(Records from a dataset)
* * * * *
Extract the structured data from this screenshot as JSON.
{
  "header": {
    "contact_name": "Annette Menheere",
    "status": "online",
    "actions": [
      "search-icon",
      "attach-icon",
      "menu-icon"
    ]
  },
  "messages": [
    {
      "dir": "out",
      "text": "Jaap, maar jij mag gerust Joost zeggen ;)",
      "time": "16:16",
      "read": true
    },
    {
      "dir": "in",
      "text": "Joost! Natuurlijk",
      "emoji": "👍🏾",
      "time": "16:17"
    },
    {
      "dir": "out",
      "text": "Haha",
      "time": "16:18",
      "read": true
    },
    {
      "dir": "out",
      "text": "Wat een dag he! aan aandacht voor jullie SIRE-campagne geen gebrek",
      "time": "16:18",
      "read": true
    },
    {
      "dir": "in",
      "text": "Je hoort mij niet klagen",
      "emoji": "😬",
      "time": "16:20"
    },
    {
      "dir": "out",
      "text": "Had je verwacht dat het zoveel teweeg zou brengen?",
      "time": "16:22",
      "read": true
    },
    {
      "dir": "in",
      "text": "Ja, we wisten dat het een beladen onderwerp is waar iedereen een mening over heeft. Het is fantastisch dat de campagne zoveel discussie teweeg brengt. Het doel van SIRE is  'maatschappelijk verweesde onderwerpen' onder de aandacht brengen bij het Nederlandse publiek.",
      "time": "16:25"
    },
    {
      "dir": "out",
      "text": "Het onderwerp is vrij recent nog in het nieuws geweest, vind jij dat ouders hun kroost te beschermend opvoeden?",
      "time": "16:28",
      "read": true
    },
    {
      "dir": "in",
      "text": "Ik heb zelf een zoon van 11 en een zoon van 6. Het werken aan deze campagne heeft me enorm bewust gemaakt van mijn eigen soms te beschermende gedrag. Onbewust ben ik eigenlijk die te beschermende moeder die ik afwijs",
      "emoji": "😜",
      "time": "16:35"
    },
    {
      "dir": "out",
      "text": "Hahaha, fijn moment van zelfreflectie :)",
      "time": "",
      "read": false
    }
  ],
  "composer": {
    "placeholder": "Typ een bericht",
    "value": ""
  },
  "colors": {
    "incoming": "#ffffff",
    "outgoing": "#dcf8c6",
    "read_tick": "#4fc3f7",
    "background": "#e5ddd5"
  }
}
* * * * *
Directions: Please restate the records in full, word for word.

The solution:
Extract the structured data from this screenshot as JSON.
{
  "header": {
    "contact_name": "Annette Menheere",
    "status": "online",
    "actions": [
      "search-icon",
      "attach-icon",
      "menu-icon"
    ]
  },
  "messages": [
    {
      "dir": "out",
      "text": "Jaap, maar jij mag gerust Joost zeggen ;)",
      "time": "16:16",
      "read": true
    },
    {
      "dir": "in",
      "text": "Joost! Natuurlijk",
      "emoji": "👍🏾",
      "time": "16:17"
    },
    {
      "dir": "out",
      "text": "Haha",
      "time": "16:18",
      "read": true
    },
    {
      "dir": "out",
      "text": "Wat een dag he! aan aandacht voor jullie SIRE-campagne geen gebrek",
      "time": "16:18",
      "read": true
    },
    {
      "dir": "in",
      "text": "Je hoort mij niet klagen",
      "emoji": "😬",
      "time": "16:20"
    },
    {
      "dir": "out",
      "text": "Had je verwacht dat het zoveel teweeg zou brengen?",
      "time": "16:22",
      "read": true
    },
    {
      "dir": "in",
      "text": "Ja, we wisten dat het een beladen onderwerp is waar iedereen een mening over heeft. Het is fantastisch dat de campagne zoveel discussie teweeg brengt. Het doel van SIRE is  'maatschappelijk verweesde onderwerpen' onder de aandacht brengen bij het Nederlandse publiek.",
      "time": "16:25"
    },
    {
      "dir": "out",
      "text": "Het onderwerp is vrij recent nog in het nieuws geweest, vind jij dat ouders hun kroost te beschermend opvoeden?",
      "time": "16:28",
      "read": true
    },
    {
      "dir": "in",
      "text": "Ik heb zelf een zoon van 11 en een zoon van 6. Het werken aan deze campagne heeft me enorm bewust gemaakt van mijn eigen soms te beschermende gedrag. Onbewust ben ik eigenlijk die te beschermende moeder die ik afwijs",
      "emoji": "😜",
      "time": "16:35"
    },
    {
      "dir": "out",
      "text": "Hahaha, fijn moment van zelfreflectie :)",
      "time": "",
      "read": false
    }
  ],
  "composer": {
    "placeholder": "Typ een bericht",
    "value": ""
  },
  "colors": {
    "incoming": "#ffffff",
    "outgoing": "#dcf8c6",
    "read_tick": "#4fc3f7",
    "background": "#e5ddd5"
  }
}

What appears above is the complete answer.